GIVEN TASK: Take the material below and write it all out again exactly.

--- start of ROWS ---

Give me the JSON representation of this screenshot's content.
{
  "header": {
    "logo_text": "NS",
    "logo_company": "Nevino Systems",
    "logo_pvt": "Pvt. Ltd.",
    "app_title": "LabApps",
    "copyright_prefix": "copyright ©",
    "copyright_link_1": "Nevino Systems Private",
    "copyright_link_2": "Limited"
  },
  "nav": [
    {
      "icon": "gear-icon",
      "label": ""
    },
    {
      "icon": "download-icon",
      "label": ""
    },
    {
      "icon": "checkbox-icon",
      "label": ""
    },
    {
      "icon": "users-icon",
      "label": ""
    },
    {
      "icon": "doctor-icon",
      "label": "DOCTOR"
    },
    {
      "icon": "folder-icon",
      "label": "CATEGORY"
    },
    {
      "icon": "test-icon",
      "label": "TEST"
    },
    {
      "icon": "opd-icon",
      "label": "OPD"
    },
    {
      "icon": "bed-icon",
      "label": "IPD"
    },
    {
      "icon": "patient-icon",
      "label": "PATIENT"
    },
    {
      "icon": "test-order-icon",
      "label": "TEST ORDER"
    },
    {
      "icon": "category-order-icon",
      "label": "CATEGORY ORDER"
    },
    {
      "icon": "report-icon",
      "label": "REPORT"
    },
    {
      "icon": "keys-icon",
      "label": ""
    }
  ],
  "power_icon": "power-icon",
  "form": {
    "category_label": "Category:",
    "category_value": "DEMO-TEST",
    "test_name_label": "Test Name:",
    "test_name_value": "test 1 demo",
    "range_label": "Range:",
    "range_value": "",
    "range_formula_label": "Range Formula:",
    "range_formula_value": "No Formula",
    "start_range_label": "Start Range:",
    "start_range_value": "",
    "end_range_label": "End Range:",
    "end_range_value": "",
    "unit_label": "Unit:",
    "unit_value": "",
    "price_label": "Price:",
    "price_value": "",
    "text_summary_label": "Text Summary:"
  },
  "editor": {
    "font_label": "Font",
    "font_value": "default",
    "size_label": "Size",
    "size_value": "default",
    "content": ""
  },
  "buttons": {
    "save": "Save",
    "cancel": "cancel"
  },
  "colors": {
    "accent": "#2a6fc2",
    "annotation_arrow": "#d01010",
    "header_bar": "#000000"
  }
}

--- end of ROWS ---

OUTPUT BELOW:
Give me the JSON representation of this screenshot's content.
{
  "header": {
    "logo_text": "NS",
    "logo_company": "Nevino Systems",
    "logo_pvt": "Pvt. Ltd.",
    "app_title": "LabApps",
    "copyright_prefix": "copyright ©",
    "copyright_link_1": "Nevino Systems Private",
    "copyright_link_2": "Limited"
  },
  "nav": [
    {
      "icon": "gear-icon",
      "label": ""
    },
    {
      "icon": "download-icon",
      "label": ""
    },
    {
      "icon": "checkbox-icon",
      "label": ""
    },
    {
      "icon": "users-icon",
      "label": ""
    },
    {
      "icon": "doctor-icon",
      "label": "DOCTOR"
    },
    {
      "icon": "folder-icon",
      "label": "CATEGORY"
    },
    {
      "icon": "test-icon",
      "label": "TEST"
    },
    {
      "icon": "opd-icon",
      "label": "OPD"
    },
    {
      "icon": "bed-icon",
      "label": "IPD"
    },
    {
      "icon": "patient-icon",
      "label": "PATIENT"
    },
    {
      "icon": "test-order-icon",
      "label": "TEST ORDER"
    },
    {
      "icon": "category-order-icon",
      "label": "CATEGORY ORDER"
    },
    {
      "icon": "report-icon",
      "label": "REPORT"
    },
    {
      "icon": "keys-icon",
      "label": ""
    }
  ],
  "power_icon": "power-icon",
  "form": {
    "category_label": "Category:",
    "category_value": "DEMO-TEST",
    "test_name_label": "Test Name:",
    "test_name_value": "test 1 demo",
    "range_label": "Range:",
    "range_value": "",
    "range_formula_label": "Range Formula:",
    "range_formula_value": "No Formula",
    "start_range_label": "Start Range:",
    "start_range_value": "",
    "end_range_label": "End Range:",
    "end_range_value": "",
    "unit_label": "Unit:",
    "unit_value": "",
    "price_label": "Price:",
    "price_value": "",
    "text_summary_label": "Text Summary:"
  },
  "editor": {
    "font_label": "Font",
    "font_value": "default",
    "size_label": "Size",
    "size_value": "default",
    "content": ""
  },
  "buttons": {
    "save": "Save",
    "cancel": "cancel"
  },
  "colors": {
    "accent": "#2a6fc2",
    "annotation_arrow": "#d01010",
    "header_bar": "#000000"
  }
}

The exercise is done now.